_GOAL_.
Gather, from the listing beneath this task, every line holding the string "model".

_RECORDS_.
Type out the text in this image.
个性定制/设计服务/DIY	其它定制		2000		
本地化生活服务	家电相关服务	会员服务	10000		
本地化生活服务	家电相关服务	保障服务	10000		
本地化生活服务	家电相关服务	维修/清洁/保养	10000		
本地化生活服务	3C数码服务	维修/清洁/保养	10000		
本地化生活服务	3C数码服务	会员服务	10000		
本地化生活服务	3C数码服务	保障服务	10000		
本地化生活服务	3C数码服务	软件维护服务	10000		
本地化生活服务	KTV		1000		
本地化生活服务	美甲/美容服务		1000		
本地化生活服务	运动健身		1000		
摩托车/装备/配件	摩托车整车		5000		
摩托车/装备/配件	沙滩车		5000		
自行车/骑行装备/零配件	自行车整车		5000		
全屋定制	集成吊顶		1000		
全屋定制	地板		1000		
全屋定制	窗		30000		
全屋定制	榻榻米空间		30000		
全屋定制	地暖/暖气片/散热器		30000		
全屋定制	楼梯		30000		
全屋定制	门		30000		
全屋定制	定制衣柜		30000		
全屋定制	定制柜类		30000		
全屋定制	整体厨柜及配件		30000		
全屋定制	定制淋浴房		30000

* * *

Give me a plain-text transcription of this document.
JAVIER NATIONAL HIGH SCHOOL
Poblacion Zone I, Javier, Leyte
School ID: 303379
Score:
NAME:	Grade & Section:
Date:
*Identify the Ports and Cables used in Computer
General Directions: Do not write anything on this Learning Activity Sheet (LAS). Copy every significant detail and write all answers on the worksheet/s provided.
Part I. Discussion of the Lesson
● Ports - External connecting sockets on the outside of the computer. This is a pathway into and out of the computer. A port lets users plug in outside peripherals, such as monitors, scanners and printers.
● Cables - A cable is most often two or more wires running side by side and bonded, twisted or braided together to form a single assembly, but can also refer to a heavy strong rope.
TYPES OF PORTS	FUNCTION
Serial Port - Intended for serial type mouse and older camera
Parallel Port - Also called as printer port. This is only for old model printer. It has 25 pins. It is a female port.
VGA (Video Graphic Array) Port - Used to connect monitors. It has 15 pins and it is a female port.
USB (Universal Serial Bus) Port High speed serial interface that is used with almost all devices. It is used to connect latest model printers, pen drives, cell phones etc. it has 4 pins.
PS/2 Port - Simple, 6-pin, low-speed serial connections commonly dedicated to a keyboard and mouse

_WRITTEN SOLUTION_.
Parallel Port - Also called as printer port. This is only for old model printer. It has 25 pins. It is a female port.
USB (Universal Serial Bus) Port High speed serial interface that is used with almost all devices. It is used to connect latest model printers, pen drives, cell phones etc. it has 4 pins.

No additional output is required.